**Problem to work on**.
Omit the pictures, then reproduce every remaining record exactly.

**Stored rows**.

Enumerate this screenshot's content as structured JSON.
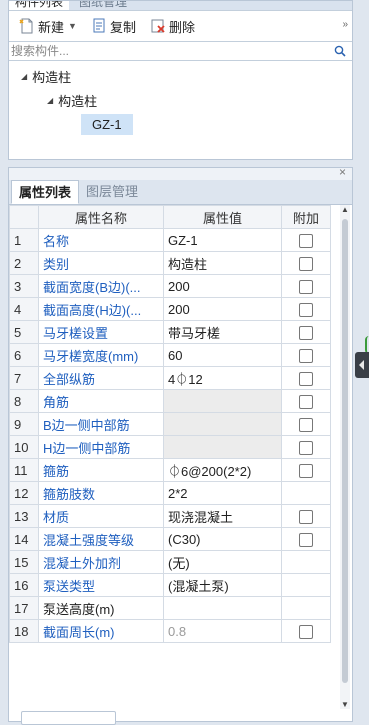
{
  "top_panel": {
    "tabs": [
      "构件列表",
      "图纸管理"
    ],
    "toolbar": {
      "new_label": "新建",
      "copy_label": "复制",
      "delete_label": "删除",
      "more": "»"
    },
    "search": {
      "placeholder": "搜索构件...",
      "value": ""
    },
    "tree": {
      "root": "构造柱",
      "child": "构造柱",
      "leaf": "GZ-1"
    }
  },
  "bottom_panel": {
    "close": "×",
    "tabs": {
      "active": "属性列表",
      "inactive": "图层管理"
    },
    "columns": {
      "name": "属性名称",
      "value": "属性值",
      "extra": "附加"
    },
    "rows": [
      {
        "idx": "1",
        "name": "名称",
        "value": "GZ-1",
        "check": true,
        "blue": true
      },
      {
        "idx": "2",
        "name": "类别",
        "value": "构造柱",
        "check": true,
        "blue": true
      },
      {
        "idx": "3",
        "name": "截面宽度(B边)(...",
        "value": "200",
        "check": true,
        "blue": true
      },
      {
        "idx": "4",
        "name": "截面高度(H边)(...",
        "value": "200",
        "check": true,
        "blue": true
      },
      {
        "idx": "5",
        "name": "马牙槎设置",
        "value": "带马牙槎",
        "check": true,
        "blue": true
      },
      {
        "idx": "6",
        "name": "马牙槎宽度(mm)",
        "value": "60",
        "check": true,
        "blue": true
      },
      {
        "idx": "7",
        "name": "全部纵筋",
        "value": "4⏀12",
        "check": true,
        "blue": true
      },
      {
        "idx": "8",
        "name": "角筋",
        "value": "",
        "check": true,
        "blue": true,
        "gray": true
      },
      {
        "idx": "9",
        "name": "B边一侧中部筋",
        "value": "",
        "check": true,
        "blue": true,
        "gray": true
      },
      {
        "idx": "10",
        "name": "H边一侧中部筋",
        "value": "",
        "check": true,
        "blue": true,
        "gray": true
      },
      {
        "idx": "11",
        "name": "箍筋",
        "value": "⏀6@200(2*2)",
        "check": true,
        "blue": true
      },
      {
        "idx": "12",
        "name": "箍筋肢数",
        "value": "2*2",
        "check": false,
        "blue": true
      },
      {
        "idx": "13",
        "name": "材质",
        "value": "现浇混凝土",
        "check": true,
        "blue": true
      },
      {
        "idx": "14",
        "name": "混凝土强度等级",
        "value": "(C30)",
        "check": true,
        "blue": true
      },
      {
        "idx": "15",
        "name": "混凝土外加剂",
        "value": "(无)",
        "check": false,
        "blue": true
      },
      {
        "idx": "16",
        "name": "泵送类型",
        "value": "(混凝土泵)",
        "check": false,
        "blue": true
      },
      {
        "idx": "17",
        "name": "泵送高度(m)",
        "value": "",
        "check": false,
        "blue": false
      },
      {
        "idx": "18",
        "name": "截面周长(m)",
        "value": "0.8",
        "check": true,
        "blue": true,
        "dim": true
      }
    ]
  },
  "colors": {
    "accent_blue": "#1f5fbf",
    "selection": "#cfe3f7",
    "border": "#b9c6d6"
  }
}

**Answer to the problem**.
Enumerate this screenshot's content as structured JSON.
{
  "top_panel": {
    "tabs": [
      "构件列表",
      "图纸管理"
    ],
    "toolbar": {
      "new_label": "新建",
      "copy_label": "复制",
      "delete_label": "删除",
      "more": "»"
    },
    "search": {
      "placeholder": "搜索构件...",
      "value": ""
    },
    "tree": {
      "root": "构造柱",
      "child": "构造柱",
      "leaf": "GZ-1"
    }
  },
  "bottom_panel": {
    "close": "×",
    "tabs": {
      "active": "属性列表",
      "inactive": "图层管理"
    },
    "columns": {
      "name": "属性名称",
      "value": "属性值",
      "extra": "附加"
    },
    "rows": [
      {
        "idx": "1",
        "name": "名称",
        "value": "GZ-1",
        "check": true,
        "blue": true
      },
      {
        "idx": "2",
        "name": "类别",
        "value": "构造柱",
        "check": true,
        "blue": true
      },
      {
        "idx": "3",
        "name": "截面宽度(B边)(...",
        "value": "200",
        "check": true,
        "blue": true
      },
      {
        "idx": "4",
        "name": "截面高度(H边)(...",
        "value": "200",
        "check": true,
        "blue": true
      },
      {
        "idx": "5",
        "name": "马牙槎设置",
        "value": "带马牙槎",
        "check": true,
        "blue": true
      },
      {
        "idx": "6",
        "name": "马牙槎宽度(mm)",
        "value": "60",
        "check": true,
        "blue": true
      },
      {
        "idx": "7",
        "name": "全部纵筋",
        "value": "4⏀12",
        "check": true,
        "blue": true
      },
      {
        "idx": "8",
        "name": "角筋",
        "value": "",
        "check": true,
        "blue": true,
        "gray": true
      },
      {
        "idx": "9",
        "name": "B边一侧中部筋",
        "value": "",
        "check": true,
        "blue": true,
        "gray": true
      },
      {
        "idx": "10",
        "name": "H边一侧中部筋",
        "value": "",
        "check": true,
        "blue": true,
        "gray": true
      },
      {
        "idx": "11",
        "name": "箍筋",
        "value": "⏀6@200(2*2)",
        "check": true,
        "blue": true
      },
      {
        "idx": "12",
        "name": "箍筋肢数",
        "value": "2*2",
        "check": false,
        "blue": true
      },
      {
        "idx": "13",
        "name": "材质",
        "value": "现浇混凝土",
        "check": true,
        "blue": true
      },
      {
        "idx": "14",
        "name": "混凝土强度等级",
        "value": "(C30)",
        "check": true,
        "blue": true
      },
      {
        "idx": "15",
        "name": "混凝土外加剂",
        "value": "(无)",
        "check": false,
        "blue": true
      },
      {
        "idx": "16",
        "name": "泵送类型",
        "value": "(混凝土泵)",
        "check": false,
        "blue": true
      },
      {
        "idx": "17",
        "name": "泵送高度(m)",
        "value": "",
        "check": false,
        "blue": false
      },
      {
        "idx": "18",
        "name": "截面周长(m)",
        "value": "0.8",
        "check": true,
        "blue": true,
        "dim": true
      }
    ]
  },
  "colors": {
    "accent_blue": "#1f5fbf",
    "selection": "#cfe3f7",
    "border": "#b9c6d6"
  }
}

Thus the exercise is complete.